PROBLEM:
Copy every entry word for word. Skip the pictures.

EXTRACTED MATERIAL:
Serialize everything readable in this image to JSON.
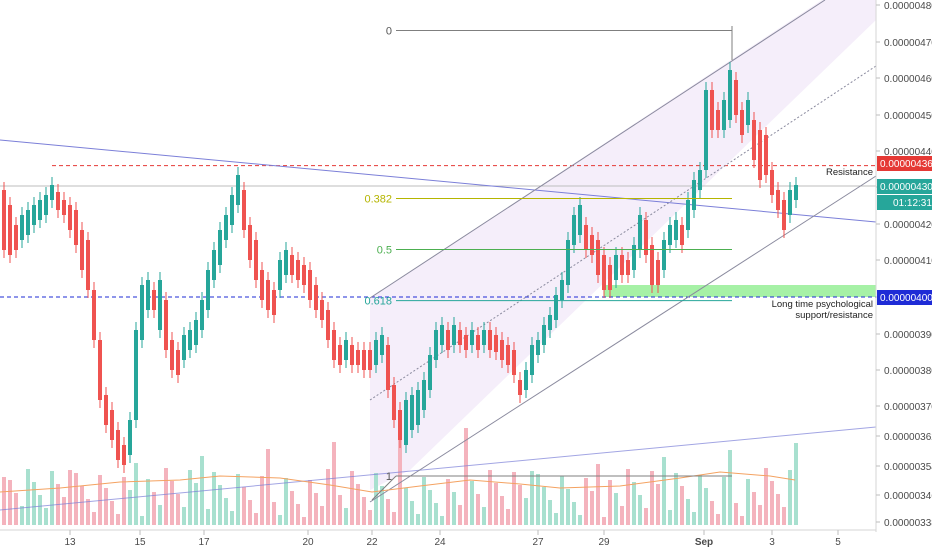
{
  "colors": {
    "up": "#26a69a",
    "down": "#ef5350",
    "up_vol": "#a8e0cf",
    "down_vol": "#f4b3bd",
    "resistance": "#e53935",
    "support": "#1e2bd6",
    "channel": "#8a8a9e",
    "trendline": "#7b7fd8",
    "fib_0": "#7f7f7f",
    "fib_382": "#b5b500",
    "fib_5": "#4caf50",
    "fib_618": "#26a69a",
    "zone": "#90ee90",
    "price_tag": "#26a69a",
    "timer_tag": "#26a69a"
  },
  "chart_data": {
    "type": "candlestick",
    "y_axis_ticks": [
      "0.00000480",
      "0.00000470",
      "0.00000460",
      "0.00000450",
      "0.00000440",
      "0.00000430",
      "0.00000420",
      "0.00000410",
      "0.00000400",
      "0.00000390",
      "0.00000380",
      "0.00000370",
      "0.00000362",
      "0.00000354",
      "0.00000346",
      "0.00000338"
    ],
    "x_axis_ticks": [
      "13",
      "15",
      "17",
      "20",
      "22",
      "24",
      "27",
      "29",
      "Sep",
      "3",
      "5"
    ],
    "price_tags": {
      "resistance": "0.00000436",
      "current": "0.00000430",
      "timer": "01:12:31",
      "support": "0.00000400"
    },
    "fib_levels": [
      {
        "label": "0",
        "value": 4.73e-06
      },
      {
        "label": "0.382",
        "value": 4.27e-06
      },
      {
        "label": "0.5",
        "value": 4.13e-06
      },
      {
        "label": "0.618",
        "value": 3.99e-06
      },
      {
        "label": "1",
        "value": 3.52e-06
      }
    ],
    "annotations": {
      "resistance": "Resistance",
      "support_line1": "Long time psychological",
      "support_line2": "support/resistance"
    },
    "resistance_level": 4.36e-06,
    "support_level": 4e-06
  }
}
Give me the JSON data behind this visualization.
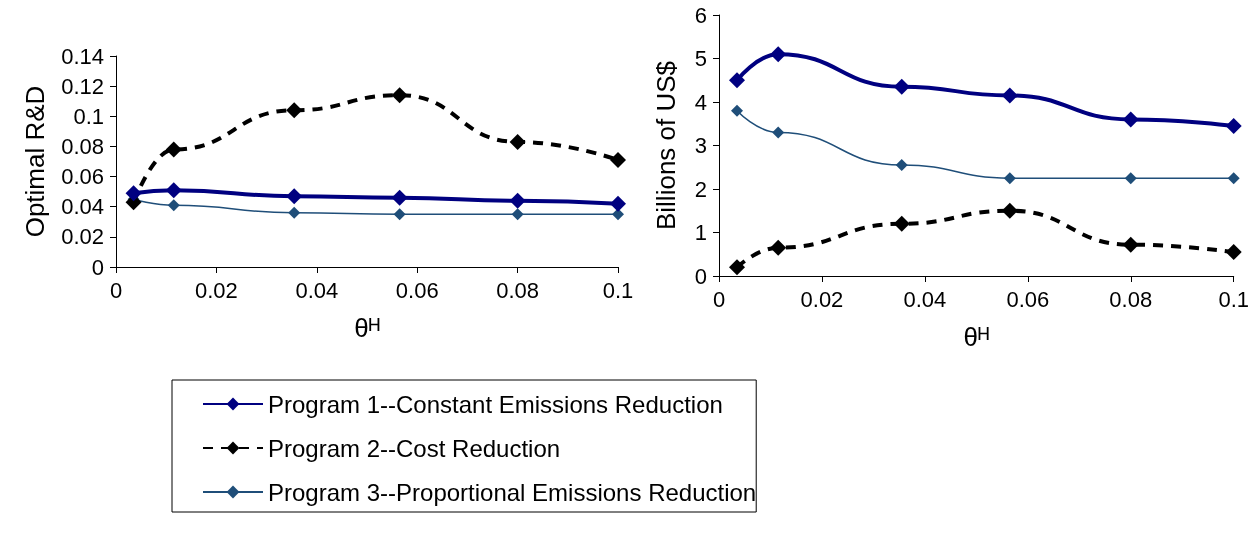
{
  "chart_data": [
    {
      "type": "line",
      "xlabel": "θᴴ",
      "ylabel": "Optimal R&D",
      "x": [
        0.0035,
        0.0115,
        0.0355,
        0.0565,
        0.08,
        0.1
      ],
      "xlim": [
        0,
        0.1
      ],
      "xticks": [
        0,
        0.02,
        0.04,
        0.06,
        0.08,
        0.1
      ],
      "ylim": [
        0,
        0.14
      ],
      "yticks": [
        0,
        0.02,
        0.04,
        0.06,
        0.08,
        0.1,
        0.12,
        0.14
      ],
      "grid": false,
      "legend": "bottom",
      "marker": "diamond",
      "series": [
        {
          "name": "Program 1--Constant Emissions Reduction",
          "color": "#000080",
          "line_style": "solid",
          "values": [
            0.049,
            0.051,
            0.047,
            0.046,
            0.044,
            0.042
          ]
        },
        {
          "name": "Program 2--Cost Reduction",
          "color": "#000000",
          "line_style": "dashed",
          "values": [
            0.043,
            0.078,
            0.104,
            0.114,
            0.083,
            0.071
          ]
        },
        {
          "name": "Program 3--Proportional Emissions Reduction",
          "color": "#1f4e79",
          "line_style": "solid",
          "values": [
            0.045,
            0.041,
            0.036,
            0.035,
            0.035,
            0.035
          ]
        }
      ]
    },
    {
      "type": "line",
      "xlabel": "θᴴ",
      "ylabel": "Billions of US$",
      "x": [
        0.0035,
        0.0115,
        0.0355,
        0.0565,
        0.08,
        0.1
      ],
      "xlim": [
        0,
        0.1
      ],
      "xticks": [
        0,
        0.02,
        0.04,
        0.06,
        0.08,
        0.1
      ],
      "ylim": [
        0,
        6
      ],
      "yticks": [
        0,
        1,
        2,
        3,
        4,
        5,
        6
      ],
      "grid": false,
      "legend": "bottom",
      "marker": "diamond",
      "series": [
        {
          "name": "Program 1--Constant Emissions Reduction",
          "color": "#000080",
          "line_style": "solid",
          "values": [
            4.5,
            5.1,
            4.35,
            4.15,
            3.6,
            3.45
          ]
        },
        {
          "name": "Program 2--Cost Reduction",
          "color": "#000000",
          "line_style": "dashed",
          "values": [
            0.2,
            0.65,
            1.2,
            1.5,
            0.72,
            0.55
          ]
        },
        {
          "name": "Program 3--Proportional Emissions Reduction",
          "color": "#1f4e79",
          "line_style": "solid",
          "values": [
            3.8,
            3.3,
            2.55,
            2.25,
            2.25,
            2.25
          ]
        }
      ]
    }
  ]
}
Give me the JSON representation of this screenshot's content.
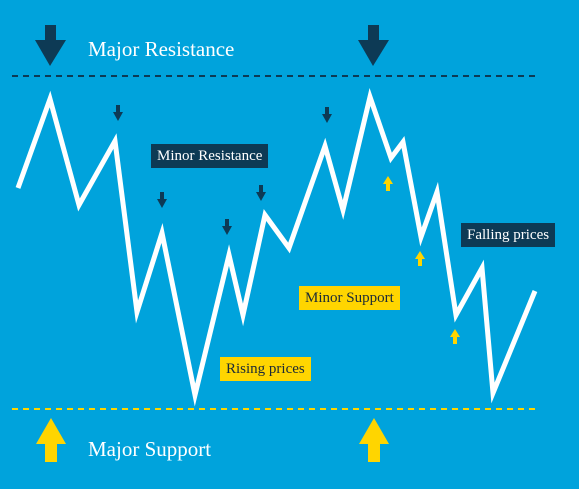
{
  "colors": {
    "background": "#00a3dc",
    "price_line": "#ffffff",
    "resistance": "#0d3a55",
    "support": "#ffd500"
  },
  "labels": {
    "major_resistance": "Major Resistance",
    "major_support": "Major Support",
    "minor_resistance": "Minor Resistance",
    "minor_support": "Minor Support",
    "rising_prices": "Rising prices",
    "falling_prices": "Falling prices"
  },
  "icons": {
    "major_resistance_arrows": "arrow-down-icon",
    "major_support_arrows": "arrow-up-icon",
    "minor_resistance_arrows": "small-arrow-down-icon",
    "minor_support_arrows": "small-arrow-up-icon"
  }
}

ANSWER FOR THE TASK:
Serialize everything readable in this image to JSON.
{
  "colors": {
    "up": "#26a69a",
    "down": "#ef5350",
    "up_vol": "#a8e0cf",
    "down_vol": "#f4b3bd",
    "resistance": "#e53935",
    "support": "#1e2bd6",
    "channel": "#8a8a9e",
    "trendline": "#7b7fd8",
    "fib_0": "#7f7f7f",
    "fib_382": "#b5b500",
    "fib_5": "#4caf50",
    "fib_618": "#26a69a",
    "zone": "#90ee90",
    "price_tag": "#26a69a",
    "timer_tag": "#26a69a"
  },
  "chart_data": {
    "type": "candlestick",
    "y_axis_ticks": [
      "0.00000480",
      "0.00000470",
      "0.00000460",
      "0.00000450",
      "0.00000440",
      "0.00000430",
      "0.00000420",
      "0.00000410",
      "0.00000400",
      "0.00000390",
      "0.00000380",
      "0.00000370",
      "0.00000362",
      "0.00000354",
      "0.00000346",
      "0.00000338"
    ],
    "x_axis_ticks": [
      "13",
      "15",
      "17",
      "20",
      "22",
      "24",
      "27",
      "29",
      "Sep",
      "3",
      "5"
    ],
    "price_tags": {
      "resistance": "0.00000436",
      "current": "0.00000430",
      "timer": "01:12:31",
      "support": "0.00000400"
    },
    "fib_levels": [
      {
        "label": "0",
        "value": 4.73e-06
      },
      {
        "label": "0.382",
        "value": 4.27e-06
      },
      {
        "label": "0.5",
        "value": 4.13e-06
      },
      {
        "label": "0.618",
        "value": 3.99e-06
      },
      {
        "label": "1",
        "value": 3.52e-06
      }
    ],
    "annotations": {
      "resistance": "Resistance",
      "support_line1": "Long time psychological",
      "support_line2": "support/resistance"
    },
    "resistance_level": 4.36e-06,
    "support_level": 4e-06
  }
}
Give me the JSON data behind this visualization.
{
  "chart_data": [
    {
      "type": "line",
      "xlabel": "θᴴ",
      "ylabel": "Optimal R&D",
      "x": [
        0.0035,
        0.0115,
        0.0355,
        0.0565,
        0.08,
        0.1
      ],
      "xlim": [
        0,
        0.1
      ],
      "xticks": [
        0,
        0.02,
        0.04,
        0.06,
        0.08,
        0.1
      ],
      "ylim": [
        0,
        0.14
      ],
      "yticks": [
        0,
        0.02,
        0.04,
        0.06,
        0.08,
        0.1,
        0.12,
        0.14
      ],
      "grid": false,
      "legend": "bottom",
      "marker": "diamond",
      "series": [
        {
          "name": "Program 1--Constant Emissions Reduction",
          "color": "#000080",
          "line_style": "solid",
          "values": [
            0.049,
            0.051,
            0.047,
            0.046,
            0.044,
            0.042
          ]
        },
        {
          "name": "Program 2--Cost Reduction",
          "color": "#000000",
          "line_style": "dashed",
          "values": [
            0.043,
            0.078,
            0.104,
            0.114,
            0.083,
            0.071
          ]
        },
        {
          "name": "Program 3--Proportional Emissions Reduction",
          "color": "#1f4e79",
          "line_style": "solid",
          "values": [
            0.045,
            0.041,
            0.036,
            0.035,
            0.035,
            0.035
          ]
        }
      ]
    },
    {
      "type": "line",
      "xlabel": "θᴴ",
      "ylabel": "Billions of US$",
      "x": [
        0.0035,
        0.0115,
        0.0355,
        0.0565,
        0.08,
        0.1
      ],
      "xlim": [
        0,
        0.1
      ],
      "xticks": [
        0,
        0.02,
        0.04,
        0.06,
        0.08,
        0.1
      ],
      "ylim": [
        0,
        6
      ],
      "yticks": [
        0,
        1,
        2,
        3,
        4,
        5,
        6
      ],
      "grid": false,
      "legend": "bottom",
      "marker": "diamond",
      "series": [
        {
          "name": "Program 1--Constant Emissions Reduction",
          "color": "#000080",
          "line_style": "solid",
          "values": [
            4.5,
            5.1,
            4.35,
            4.15,
            3.6,
            3.45
          ]
        },
        {
          "name": "Program 2--Cost Reduction",
          "color": "#000000",
          "line_style": "dashed",
          "values": [
            0.2,
            0.65,
            1.2,
            1.5,
            0.72,
            0.55
          ]
        },
        {
          "name": "Program 3--Proportional Emissions Reduction",
          "color": "#1f4e79",
          "line_style": "solid",
          "values": [
            3.8,
            3.3,
            2.55,
            2.25,
            2.25,
            2.25
          ]
        }
      ]
    }
  ]
}
Give me the JSON representation of this screenshot's content.
{
  "colors": {
    "background": "#00a3dc",
    "price_line": "#ffffff",
    "resistance": "#0d3a55",
    "support": "#ffd500"
  },
  "labels": {
    "major_resistance": "Major Resistance",
    "major_support": "Major Support",
    "minor_resistance": "Minor Resistance",
    "minor_support": "Minor Support",
    "rising_prices": "Rising prices",
    "falling_prices": "Falling prices"
  },
  "icons": {
    "major_resistance_arrows": "arrow-down-icon",
    "major_support_arrows": "arrow-up-icon",
    "minor_resistance_arrows": "small-arrow-down-icon",
    "minor_support_arrows": "small-arrow-up-icon"
  }
}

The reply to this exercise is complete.